- [Written problem] Look through the data below and return each line where "蒙辞以军中多务" appears.

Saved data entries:
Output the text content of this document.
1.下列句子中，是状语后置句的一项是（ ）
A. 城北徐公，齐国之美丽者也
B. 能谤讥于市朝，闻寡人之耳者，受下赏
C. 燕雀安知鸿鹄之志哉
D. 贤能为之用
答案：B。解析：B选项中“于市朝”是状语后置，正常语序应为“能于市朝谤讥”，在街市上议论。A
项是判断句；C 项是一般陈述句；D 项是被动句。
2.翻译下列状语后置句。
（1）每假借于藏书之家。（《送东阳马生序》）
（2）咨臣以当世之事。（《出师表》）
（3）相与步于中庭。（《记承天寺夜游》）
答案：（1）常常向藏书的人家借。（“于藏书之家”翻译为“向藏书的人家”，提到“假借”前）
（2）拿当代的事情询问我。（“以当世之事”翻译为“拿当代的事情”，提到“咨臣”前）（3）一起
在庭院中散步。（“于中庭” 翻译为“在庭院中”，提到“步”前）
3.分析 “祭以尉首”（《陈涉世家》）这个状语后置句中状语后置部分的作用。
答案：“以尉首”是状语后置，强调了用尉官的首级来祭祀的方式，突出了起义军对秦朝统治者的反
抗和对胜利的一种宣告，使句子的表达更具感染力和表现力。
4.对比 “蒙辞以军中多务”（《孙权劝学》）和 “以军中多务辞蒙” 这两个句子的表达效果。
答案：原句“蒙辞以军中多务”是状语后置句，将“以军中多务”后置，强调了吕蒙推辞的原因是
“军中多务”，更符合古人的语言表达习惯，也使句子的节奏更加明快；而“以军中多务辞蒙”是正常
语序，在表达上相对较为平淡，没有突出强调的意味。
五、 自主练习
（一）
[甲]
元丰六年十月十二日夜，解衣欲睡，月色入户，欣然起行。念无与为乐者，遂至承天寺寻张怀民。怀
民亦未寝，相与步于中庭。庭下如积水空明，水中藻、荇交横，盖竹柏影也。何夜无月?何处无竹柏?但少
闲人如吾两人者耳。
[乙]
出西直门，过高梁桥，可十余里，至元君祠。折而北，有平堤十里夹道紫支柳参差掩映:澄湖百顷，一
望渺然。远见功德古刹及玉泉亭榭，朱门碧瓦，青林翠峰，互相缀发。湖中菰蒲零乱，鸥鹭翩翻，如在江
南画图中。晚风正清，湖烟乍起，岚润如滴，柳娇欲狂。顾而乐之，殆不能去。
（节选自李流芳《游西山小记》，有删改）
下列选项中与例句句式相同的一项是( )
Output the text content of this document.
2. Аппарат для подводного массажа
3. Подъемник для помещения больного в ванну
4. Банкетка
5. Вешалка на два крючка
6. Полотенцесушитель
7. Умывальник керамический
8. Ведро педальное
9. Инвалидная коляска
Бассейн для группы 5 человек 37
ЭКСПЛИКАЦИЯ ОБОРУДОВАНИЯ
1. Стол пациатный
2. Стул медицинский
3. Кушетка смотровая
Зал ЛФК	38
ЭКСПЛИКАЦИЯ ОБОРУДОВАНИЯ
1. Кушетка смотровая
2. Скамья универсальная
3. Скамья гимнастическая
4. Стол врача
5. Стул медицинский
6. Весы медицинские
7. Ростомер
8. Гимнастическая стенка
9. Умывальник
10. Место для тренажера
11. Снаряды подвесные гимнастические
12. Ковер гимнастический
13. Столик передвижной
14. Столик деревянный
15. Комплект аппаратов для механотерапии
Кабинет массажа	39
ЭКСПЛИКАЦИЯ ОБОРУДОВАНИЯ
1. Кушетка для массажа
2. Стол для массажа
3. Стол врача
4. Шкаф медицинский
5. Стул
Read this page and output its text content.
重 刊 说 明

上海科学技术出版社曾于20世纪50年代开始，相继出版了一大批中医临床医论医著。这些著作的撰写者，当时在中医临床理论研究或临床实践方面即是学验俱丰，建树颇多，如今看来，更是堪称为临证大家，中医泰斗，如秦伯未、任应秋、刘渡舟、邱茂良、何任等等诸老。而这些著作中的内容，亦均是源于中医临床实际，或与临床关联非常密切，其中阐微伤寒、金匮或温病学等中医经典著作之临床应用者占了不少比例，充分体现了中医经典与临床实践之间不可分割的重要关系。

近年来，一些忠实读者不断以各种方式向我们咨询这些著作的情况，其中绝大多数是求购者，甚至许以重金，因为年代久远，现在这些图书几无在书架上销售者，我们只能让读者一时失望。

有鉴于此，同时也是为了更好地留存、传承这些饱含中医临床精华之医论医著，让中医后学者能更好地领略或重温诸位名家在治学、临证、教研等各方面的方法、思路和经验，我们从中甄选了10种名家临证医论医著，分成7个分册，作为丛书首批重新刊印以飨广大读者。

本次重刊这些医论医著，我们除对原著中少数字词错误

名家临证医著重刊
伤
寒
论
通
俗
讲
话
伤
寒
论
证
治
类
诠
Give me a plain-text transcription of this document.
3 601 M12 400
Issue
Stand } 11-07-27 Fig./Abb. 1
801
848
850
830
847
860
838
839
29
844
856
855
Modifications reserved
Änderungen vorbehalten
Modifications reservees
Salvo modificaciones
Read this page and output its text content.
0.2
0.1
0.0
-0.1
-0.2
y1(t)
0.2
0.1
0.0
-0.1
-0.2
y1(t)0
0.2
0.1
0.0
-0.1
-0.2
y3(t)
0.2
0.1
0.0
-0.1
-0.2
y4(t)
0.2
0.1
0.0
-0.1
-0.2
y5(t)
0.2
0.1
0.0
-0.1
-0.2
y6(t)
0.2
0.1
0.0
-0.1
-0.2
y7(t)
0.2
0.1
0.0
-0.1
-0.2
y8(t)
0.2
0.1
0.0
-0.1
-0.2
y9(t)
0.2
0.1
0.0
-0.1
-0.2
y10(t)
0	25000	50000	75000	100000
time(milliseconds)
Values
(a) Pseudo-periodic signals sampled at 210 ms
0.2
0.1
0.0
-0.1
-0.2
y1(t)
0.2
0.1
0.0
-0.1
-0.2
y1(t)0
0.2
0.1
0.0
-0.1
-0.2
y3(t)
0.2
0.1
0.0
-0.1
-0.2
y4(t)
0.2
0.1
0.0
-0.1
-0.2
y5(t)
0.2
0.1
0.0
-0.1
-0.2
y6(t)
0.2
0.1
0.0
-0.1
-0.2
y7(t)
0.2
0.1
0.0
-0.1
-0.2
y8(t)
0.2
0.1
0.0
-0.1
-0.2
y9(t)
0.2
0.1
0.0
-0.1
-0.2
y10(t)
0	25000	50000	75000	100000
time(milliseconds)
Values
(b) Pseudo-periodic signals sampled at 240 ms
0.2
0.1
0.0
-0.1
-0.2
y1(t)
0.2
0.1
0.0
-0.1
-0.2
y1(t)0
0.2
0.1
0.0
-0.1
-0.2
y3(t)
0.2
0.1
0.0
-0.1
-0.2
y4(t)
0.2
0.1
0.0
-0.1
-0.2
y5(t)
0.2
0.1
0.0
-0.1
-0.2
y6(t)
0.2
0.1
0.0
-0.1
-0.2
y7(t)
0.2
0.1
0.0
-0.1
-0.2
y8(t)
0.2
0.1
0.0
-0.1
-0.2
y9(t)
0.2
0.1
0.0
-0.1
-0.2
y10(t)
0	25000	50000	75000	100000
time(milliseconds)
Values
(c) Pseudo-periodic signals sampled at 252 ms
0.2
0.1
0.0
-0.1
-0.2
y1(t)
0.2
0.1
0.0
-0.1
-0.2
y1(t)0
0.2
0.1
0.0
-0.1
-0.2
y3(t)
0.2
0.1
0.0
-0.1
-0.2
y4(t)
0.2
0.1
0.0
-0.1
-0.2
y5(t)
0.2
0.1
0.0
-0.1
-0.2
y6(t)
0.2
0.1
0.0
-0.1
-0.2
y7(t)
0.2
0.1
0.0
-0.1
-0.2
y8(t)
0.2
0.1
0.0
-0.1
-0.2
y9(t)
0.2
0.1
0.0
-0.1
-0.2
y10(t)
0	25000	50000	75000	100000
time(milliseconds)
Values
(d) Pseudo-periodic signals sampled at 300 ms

- [Finished exercise]
4.对比 “蒙辞以军中多务”（《孙权劝学》）和 “以军中多务辞蒙” 这两个句子的表达效果。
答案：原句“蒙辞以军中多务”是状语后置句，将“以军中多务”后置，强调了吕蒙推辞的原因是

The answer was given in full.